Consider the data that follows and state how many lines contain the string "title", using the number alone.
---
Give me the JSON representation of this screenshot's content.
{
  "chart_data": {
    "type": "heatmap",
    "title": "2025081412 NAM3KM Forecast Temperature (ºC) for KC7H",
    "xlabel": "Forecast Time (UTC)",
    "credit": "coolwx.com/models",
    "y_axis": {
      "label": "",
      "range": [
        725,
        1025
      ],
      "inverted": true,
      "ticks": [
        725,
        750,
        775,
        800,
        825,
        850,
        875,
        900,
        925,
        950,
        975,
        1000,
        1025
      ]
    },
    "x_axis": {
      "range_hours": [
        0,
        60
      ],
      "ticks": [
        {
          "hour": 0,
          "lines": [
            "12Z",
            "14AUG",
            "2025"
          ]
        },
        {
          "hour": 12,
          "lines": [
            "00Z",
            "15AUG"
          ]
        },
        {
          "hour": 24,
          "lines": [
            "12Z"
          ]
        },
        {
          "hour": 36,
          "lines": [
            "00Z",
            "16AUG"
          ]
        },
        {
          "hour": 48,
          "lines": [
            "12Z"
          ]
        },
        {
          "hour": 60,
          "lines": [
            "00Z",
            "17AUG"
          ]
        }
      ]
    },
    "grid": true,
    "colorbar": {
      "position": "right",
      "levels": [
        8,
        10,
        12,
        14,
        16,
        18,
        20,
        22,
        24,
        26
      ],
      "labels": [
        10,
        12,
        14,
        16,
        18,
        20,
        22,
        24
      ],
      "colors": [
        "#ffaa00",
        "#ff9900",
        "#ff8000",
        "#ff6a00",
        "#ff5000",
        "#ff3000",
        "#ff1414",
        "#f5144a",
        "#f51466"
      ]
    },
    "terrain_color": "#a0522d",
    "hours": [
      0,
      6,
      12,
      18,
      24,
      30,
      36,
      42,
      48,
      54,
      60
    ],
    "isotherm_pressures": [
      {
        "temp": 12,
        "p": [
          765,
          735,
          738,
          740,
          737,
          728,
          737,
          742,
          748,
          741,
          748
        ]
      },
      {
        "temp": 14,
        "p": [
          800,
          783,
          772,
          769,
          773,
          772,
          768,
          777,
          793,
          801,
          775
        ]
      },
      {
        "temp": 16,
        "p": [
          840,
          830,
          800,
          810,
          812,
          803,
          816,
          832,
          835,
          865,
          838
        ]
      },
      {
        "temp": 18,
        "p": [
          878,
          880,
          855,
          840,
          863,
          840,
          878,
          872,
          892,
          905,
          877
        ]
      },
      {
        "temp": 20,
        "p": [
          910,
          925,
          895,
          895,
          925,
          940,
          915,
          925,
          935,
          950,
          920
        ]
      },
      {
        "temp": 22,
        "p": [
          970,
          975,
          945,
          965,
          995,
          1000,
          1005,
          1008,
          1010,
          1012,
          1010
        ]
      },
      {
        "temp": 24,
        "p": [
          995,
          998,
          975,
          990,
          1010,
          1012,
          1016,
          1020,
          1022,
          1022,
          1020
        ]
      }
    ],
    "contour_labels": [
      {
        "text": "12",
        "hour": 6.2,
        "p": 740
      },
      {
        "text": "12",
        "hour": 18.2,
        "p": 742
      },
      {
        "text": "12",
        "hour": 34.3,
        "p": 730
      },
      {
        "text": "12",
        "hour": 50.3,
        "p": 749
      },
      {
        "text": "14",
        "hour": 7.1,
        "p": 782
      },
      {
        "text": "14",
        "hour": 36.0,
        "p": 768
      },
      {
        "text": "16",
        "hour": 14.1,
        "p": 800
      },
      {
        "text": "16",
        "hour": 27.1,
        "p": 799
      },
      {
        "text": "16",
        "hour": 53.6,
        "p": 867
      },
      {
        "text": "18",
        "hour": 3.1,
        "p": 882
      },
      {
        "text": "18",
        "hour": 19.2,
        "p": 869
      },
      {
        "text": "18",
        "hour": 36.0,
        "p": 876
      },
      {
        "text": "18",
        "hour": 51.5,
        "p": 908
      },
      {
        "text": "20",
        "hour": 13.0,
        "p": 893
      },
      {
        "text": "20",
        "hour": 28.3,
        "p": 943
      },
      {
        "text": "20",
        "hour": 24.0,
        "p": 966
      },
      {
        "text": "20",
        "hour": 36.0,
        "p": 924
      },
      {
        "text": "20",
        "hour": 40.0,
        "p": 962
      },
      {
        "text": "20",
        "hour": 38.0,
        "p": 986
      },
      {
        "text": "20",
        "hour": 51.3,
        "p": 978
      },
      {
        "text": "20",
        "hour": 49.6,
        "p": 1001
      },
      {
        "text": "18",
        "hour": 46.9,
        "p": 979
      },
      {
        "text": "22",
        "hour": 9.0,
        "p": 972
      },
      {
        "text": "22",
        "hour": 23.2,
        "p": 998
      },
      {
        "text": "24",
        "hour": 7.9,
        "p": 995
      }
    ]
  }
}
---
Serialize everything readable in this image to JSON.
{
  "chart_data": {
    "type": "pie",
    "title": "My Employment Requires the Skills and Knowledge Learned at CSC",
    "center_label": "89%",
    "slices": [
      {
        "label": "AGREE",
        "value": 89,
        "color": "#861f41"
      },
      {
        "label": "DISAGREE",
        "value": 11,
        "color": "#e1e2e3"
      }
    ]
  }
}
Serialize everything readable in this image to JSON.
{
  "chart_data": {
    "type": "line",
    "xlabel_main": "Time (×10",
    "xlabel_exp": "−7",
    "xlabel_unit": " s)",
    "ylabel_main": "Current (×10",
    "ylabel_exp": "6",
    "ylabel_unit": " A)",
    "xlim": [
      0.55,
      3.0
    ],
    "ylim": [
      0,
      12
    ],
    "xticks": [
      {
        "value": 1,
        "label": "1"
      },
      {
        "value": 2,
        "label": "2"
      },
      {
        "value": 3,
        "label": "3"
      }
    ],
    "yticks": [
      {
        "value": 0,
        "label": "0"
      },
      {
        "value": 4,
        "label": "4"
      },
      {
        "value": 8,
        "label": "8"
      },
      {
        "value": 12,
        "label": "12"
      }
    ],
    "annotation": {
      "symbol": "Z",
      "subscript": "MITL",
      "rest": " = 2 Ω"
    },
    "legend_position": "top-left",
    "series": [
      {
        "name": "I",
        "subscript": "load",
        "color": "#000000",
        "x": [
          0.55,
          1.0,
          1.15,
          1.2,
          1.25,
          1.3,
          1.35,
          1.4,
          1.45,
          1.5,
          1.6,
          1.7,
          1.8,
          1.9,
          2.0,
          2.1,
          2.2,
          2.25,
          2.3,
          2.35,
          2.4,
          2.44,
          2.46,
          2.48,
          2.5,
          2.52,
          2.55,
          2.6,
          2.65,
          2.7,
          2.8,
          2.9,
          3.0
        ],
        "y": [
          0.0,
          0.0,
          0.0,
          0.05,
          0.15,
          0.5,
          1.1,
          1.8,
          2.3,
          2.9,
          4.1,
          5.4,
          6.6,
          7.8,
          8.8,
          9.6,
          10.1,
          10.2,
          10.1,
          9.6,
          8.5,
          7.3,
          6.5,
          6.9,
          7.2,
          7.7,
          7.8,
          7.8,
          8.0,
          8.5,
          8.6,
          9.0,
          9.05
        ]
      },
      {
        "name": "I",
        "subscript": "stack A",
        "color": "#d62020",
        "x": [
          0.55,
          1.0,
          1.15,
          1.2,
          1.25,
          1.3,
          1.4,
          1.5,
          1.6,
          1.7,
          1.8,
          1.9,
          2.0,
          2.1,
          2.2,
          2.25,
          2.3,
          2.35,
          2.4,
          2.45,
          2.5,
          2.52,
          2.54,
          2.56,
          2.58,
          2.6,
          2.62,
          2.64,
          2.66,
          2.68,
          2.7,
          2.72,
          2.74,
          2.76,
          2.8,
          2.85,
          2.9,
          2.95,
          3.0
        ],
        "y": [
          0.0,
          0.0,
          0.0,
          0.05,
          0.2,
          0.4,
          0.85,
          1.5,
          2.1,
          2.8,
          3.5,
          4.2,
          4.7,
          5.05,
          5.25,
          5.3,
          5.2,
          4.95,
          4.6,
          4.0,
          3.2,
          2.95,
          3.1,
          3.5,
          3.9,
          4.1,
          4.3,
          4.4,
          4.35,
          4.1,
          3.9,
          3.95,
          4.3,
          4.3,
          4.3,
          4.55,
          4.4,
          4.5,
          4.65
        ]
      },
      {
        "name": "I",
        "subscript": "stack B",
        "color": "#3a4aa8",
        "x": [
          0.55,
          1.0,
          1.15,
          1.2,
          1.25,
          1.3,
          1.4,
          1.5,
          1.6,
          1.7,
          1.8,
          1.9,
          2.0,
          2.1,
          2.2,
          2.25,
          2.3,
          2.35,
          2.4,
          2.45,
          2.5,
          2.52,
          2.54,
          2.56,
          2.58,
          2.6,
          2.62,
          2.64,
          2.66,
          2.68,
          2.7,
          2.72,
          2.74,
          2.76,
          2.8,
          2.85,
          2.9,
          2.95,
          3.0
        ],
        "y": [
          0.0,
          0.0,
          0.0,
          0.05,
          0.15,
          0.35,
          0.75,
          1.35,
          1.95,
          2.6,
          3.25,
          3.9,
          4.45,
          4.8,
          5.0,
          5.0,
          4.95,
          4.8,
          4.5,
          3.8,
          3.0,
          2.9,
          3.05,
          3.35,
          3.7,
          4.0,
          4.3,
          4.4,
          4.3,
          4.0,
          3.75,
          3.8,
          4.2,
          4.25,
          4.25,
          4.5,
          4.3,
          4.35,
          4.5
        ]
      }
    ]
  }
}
---
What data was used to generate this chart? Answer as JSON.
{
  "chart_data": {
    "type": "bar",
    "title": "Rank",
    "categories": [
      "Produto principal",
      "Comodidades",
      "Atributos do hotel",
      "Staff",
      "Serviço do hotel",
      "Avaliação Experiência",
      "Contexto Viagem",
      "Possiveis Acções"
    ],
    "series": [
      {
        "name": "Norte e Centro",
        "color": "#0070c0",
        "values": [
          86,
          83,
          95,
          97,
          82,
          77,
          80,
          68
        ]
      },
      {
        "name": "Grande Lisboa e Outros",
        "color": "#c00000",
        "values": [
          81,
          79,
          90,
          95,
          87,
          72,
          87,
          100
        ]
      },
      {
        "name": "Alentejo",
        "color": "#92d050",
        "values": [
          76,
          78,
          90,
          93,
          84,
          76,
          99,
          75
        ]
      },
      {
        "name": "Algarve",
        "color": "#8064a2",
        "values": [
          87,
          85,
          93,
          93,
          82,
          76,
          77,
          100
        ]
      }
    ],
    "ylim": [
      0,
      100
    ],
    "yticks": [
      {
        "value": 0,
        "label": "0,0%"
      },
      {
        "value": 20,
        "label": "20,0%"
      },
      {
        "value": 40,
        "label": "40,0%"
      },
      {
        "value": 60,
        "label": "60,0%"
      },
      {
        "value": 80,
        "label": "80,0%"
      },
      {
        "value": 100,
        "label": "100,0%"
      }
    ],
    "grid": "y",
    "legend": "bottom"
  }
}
---
## WORKED SOLUTION
3